# start of Input for this task
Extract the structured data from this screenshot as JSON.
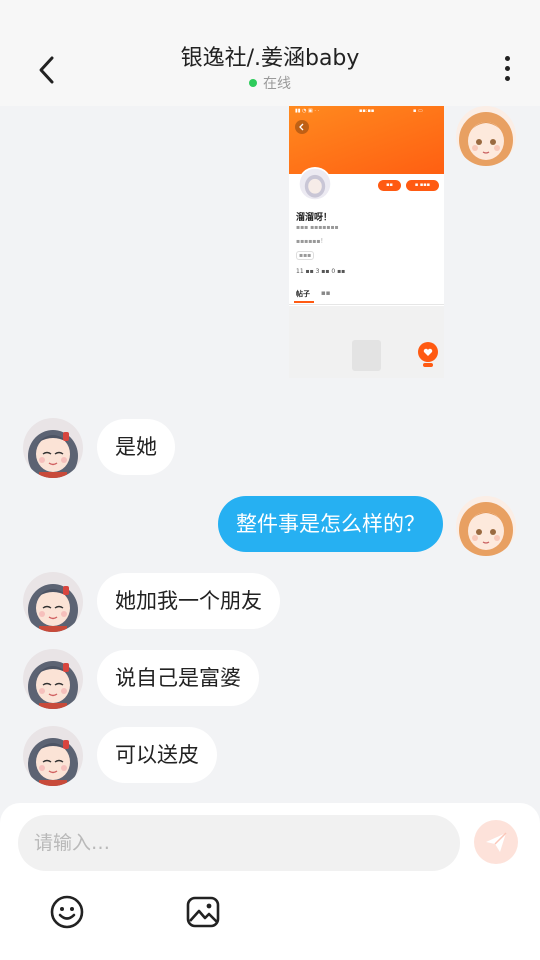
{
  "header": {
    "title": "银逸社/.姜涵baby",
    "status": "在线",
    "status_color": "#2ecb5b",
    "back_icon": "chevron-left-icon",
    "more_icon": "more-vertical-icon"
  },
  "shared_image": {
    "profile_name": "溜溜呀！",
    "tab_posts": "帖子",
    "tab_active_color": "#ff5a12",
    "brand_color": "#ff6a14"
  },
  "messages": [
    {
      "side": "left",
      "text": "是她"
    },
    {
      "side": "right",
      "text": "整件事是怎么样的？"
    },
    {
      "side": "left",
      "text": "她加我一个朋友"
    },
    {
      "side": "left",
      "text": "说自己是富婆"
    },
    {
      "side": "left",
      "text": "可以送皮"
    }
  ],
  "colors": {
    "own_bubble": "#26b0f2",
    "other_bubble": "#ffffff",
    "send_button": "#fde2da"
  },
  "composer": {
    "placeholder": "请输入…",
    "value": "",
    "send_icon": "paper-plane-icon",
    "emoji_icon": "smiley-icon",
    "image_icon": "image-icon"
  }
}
# end of Input for this task
# start of Input for this task
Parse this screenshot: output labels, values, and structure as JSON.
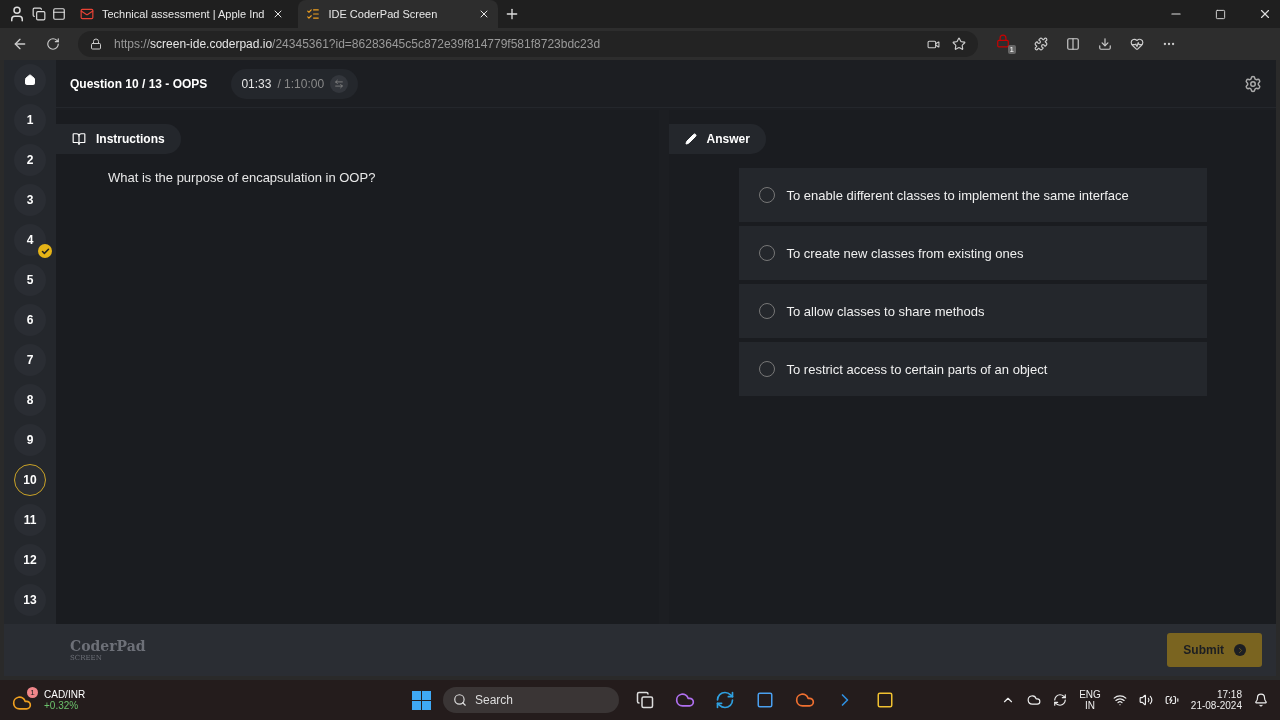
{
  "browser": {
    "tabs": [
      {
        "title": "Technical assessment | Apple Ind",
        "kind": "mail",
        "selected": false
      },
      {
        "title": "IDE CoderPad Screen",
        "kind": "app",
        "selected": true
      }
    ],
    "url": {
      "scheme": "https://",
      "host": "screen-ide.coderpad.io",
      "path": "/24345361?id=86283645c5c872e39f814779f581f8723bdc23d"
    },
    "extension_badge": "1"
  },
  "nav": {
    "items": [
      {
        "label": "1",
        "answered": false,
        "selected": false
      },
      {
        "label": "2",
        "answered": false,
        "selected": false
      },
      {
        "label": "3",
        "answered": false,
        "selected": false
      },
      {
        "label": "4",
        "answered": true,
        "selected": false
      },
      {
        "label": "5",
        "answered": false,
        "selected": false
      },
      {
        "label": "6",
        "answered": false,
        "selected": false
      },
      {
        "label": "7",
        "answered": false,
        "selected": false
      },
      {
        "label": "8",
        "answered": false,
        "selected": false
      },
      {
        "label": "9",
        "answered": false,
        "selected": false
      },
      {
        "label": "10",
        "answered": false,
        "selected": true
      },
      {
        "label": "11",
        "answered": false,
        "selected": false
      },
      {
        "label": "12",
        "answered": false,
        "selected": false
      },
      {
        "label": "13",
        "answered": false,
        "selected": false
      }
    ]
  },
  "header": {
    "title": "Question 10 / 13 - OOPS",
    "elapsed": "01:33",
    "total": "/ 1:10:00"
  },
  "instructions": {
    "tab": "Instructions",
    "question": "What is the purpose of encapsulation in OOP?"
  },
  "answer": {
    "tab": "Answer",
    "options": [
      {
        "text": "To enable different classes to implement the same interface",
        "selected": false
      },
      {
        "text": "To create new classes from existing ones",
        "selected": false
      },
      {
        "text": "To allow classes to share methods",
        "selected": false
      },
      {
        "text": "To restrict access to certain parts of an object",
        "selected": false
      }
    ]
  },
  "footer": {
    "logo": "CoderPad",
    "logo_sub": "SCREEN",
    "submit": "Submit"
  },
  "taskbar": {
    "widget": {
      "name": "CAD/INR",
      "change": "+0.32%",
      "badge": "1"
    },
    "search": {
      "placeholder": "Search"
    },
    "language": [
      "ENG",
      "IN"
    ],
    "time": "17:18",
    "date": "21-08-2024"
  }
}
# end of Input for this task
# start of Input for this task
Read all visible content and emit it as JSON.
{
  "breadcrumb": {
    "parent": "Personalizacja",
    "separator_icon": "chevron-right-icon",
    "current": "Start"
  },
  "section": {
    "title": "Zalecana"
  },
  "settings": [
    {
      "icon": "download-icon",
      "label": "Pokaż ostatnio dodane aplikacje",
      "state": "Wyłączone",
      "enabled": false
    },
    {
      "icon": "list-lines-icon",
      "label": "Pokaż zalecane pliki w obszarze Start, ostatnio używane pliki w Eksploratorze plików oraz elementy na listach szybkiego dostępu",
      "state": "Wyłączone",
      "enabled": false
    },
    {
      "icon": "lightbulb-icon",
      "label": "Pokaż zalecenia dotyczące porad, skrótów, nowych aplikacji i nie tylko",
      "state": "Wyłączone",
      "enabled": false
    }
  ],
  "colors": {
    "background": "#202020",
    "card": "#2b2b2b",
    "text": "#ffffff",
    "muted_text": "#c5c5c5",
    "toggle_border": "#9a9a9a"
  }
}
# end of Input for this task
**Set exercise:** Copy out every line with the word "ostatnio".

**Full answer:**
      "label": "Pokaż ostatnio dodane aplikacje",
      "label": "Pokaż zalecane pliki w obszarze Start, ostatnio używane pliki w Eksploratorze plików oraz elementy na listach szybkiego dostępu",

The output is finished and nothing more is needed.